▶ _WHAT YOU HAVE TO DO_
Each line of the material below that holds the word "anos" needs to be copied.

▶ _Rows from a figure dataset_

———

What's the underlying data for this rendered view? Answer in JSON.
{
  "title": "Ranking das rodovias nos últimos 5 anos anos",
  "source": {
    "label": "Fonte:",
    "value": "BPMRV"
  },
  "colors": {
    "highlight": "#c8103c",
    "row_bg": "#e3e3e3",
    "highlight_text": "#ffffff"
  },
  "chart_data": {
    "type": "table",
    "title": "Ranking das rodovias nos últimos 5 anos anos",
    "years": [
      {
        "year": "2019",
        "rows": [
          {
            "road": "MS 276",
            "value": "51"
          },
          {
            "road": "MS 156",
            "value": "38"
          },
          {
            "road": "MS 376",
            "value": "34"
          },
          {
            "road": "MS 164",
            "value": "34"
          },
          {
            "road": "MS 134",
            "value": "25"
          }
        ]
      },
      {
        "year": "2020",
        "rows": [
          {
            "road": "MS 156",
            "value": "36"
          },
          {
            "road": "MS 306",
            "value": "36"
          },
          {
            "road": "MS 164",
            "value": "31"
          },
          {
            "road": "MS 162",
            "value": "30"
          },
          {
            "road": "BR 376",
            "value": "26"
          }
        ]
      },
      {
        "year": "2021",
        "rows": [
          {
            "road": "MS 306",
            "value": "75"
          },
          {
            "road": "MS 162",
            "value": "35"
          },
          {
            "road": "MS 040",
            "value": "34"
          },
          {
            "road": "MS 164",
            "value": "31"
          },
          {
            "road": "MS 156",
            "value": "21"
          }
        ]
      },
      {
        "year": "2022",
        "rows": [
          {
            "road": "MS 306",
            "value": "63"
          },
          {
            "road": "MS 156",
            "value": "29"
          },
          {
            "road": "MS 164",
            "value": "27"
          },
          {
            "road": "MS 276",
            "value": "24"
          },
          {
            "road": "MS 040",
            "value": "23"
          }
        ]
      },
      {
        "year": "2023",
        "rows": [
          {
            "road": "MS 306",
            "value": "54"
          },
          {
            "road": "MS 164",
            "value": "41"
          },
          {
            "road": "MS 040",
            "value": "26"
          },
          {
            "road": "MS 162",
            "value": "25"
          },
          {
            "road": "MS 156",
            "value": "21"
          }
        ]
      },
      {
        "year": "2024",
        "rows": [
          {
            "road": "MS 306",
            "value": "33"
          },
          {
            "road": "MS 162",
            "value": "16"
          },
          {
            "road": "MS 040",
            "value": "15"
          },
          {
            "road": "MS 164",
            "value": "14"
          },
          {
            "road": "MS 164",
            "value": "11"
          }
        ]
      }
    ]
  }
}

———

▶ _FULL SOLUTION_
  "title": "Ranking das rodovias nos últimos 5 anos anos",
    "title": "Ranking das rodovias nos últimos 5 anos anos",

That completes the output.